## Text under study

===============

Star Wars: The Last Jedi

MattHewitt asks the most important question of the year:

What did you think of The Last Jedi? Masterpiece? Trainwreck? Somewhere in between?

I haven’t seen the movie yet. For the modern Star Wars movies, I’ve been waiting a few weeks so the nerd fandom thing can die down a bit and I can enjoy them in peace. But I’ve read up on all the spoilers. And I would have read the novelization already, too, except that, for the first time ever, it’s not out day-and-date withe movie release. (It’s not coming out until March, which is terrible.) Star Wars is something I watch—and read—over and over again.

So I do have many, many thoughts about Star Wars in general and this movie in particular. I will not spoil it for others. But I need to wait until I know the full story and digested it. I’ll check back on this one once I have.

OK, a quick teaser that is spoiler-light. I can’t help myself.

Some people are burned that Rian Johnson, the director of Star Wars: The Last Jedi has “ruined” the character of Luke Skywalker and, to a lesser degree, even Leia Organa. But it’s fairer to complain that J.J. Abrams did that, and to Han Solo as well. Everyone seems to celebrate The Force Awakens as this bright, wonderful homage to the original film, but I see it as a too-direct copy.

Worse, he destroyed the legacy of the three central characters from the original trilogy.

Since Jedi, Luke Skywalker, the greatest hero in the galaxy, suffered a single defeat and … abandoned his work, his family, and his friends and he went into hiding? Really?

Han Solo, who was redeemed in the original films, left his wife and became a lowly smuggler again? Seriously?

And Leia, who should have led a new Republic to a happy future, was instantly defeated by some remnants of the Empire (the New Order) and has been on the run since Jedi?

Bullshit. Those are betrayals to the original films on every level and they are far worse for the legacy of Star Wars than anything that happened in the prequel trilogy. Whatever direction Johnson took in the new film had to build on all that terribleness. Yes, I’m sure he made his own mistakes. But this new trilogy was always a shaky foundation on which to build anyway.

The good news is that all the new actors, from Force Awakens especially—again, I’ve not yet seenLast Jedi—are fantastic. And they could have supported the weight of a new Star Wars trilogy all on their own. That’s what Disney/Lucasfilm should have done. Instead, we’re having this conversation about what a total F up this.

===============

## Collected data
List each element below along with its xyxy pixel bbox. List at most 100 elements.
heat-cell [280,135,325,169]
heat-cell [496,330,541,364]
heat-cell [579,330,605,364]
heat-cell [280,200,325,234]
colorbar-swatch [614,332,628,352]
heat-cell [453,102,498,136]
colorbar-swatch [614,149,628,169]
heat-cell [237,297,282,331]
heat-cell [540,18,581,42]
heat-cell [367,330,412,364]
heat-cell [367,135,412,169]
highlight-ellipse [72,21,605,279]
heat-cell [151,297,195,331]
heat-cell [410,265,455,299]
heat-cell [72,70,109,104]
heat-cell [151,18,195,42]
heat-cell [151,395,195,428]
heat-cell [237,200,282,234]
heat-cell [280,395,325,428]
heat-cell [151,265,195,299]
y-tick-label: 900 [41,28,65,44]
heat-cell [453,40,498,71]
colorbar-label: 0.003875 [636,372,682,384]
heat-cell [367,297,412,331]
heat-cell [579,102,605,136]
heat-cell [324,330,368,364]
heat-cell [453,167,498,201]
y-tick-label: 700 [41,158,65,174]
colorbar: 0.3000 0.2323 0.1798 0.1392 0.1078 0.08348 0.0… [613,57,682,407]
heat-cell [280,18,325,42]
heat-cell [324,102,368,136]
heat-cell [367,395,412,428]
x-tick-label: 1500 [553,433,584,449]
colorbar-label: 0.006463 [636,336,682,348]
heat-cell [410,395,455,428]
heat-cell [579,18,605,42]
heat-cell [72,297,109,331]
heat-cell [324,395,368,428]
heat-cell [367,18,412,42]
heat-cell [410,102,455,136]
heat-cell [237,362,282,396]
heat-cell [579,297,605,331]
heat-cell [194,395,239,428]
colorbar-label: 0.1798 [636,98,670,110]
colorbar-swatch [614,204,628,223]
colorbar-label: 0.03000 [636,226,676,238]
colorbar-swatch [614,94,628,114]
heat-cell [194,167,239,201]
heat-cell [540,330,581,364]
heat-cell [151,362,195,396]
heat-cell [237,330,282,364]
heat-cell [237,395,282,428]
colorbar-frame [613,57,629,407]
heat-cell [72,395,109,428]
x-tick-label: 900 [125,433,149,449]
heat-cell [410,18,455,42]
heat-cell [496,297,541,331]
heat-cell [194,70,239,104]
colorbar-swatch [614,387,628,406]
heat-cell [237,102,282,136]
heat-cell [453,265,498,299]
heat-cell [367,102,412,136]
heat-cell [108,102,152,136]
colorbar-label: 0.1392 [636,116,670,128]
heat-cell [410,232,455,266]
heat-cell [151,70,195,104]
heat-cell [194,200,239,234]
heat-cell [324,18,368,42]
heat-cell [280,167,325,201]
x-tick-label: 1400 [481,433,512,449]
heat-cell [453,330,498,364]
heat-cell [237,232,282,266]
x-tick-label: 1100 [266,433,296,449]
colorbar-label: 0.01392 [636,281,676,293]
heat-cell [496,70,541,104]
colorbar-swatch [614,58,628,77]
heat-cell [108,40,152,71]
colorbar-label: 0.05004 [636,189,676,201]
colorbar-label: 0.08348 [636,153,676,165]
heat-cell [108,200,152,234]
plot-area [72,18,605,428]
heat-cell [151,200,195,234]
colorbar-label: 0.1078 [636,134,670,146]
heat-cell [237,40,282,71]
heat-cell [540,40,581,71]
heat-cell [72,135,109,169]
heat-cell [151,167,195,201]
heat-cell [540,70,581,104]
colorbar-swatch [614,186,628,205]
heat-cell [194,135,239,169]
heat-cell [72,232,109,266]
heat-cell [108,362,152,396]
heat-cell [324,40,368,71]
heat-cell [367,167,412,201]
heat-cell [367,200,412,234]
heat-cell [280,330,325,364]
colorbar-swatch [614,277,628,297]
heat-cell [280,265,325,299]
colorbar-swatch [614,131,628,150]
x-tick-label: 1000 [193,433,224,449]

===============

## Your tasks
1 > Please return the part of the post about The Last Jedi starting with "Since Jedi, Luke" and going on through "smuggler again? Seriously?".
2 > In the post about The Last Jedi, when is the novelization coming out?
This material is separate from the post about The Last Jedi.

## Answers for the tasks
1 >
Since Jedi, Luke Skywalker, the greatest hero in the galaxy, suffered a single defeat and … abandoned his work, his family, and his friends and he went into hiding? Really?

Han Solo, who was redeemed in the original films, left his wife and became a lowly smuggler again? Seriously?

2 > March